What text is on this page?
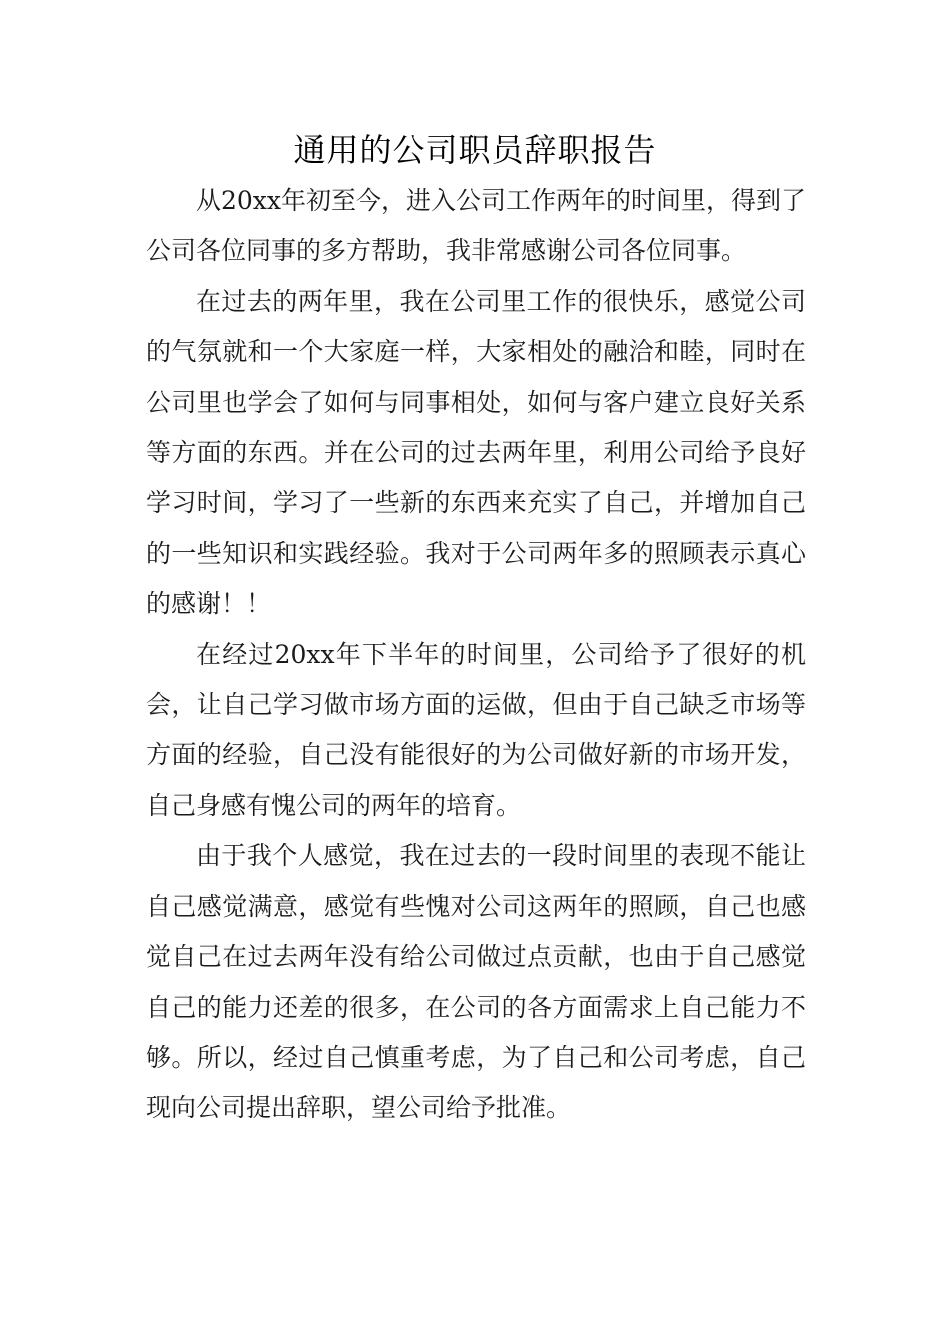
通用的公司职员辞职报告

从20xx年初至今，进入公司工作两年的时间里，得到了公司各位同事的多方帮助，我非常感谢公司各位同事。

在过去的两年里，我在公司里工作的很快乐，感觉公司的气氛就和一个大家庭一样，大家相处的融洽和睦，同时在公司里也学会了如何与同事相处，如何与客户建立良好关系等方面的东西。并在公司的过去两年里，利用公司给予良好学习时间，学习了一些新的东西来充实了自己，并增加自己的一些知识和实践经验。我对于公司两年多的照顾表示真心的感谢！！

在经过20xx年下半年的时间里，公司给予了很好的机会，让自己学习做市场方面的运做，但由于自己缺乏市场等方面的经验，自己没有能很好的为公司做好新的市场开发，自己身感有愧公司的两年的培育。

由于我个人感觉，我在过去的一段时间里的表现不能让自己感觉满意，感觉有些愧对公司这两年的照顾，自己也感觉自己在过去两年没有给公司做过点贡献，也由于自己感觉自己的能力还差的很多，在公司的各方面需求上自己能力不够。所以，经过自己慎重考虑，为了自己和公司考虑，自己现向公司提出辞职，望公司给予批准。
◇ ◇ ◇ ◇ ◇ ◇ ◇
| THE EXERCISE |
Could you reproduce every record above exactly, leaving out the pictures?

| EXERCISE RESULT |
What text is on this page?
通用的公司职员辞职报告

从20xx年初至今，进入公司工作两年的时间里，得到了公司各位同事的多方帮助，我非常感谢公司各位同事。

在过去的两年里，我在公司里工作的很快乐，感觉公司的气氛就和一个大家庭一样，大家相处的融洽和睦，同时在公司里也学会了如何与同事相处，如何与客户建立良好关系等方面的东西。并在公司的过去两年里，利用公司给予良好学习时间，学习了一些新的东西来充实了自己，并增加自己的一些知识和实践经验。我对于公司两年多的照顾表示真心的感谢！！

在经过20xx年下半年的时间里，公司给予了很好的机会，让自己学习做市场方面的运做，但由于自己缺乏市场等方面的经验，自己没有能很好的为公司做好新的市场开发，自己身感有愧公司的两年的培育。

由于我个人感觉，我在过去的一段时间里的表现不能让自己感觉满意，感觉有些愧对公司这两年的照顾，自己也感觉自己在过去两年没有给公司做过点贡献，也由于自己感觉自己的能力还差的很多，在公司的各方面需求上自己能力不够。所以，经过自己慎重考虑，为了自己和公司考虑，自己现向公司提出辞职，望公司给予批准。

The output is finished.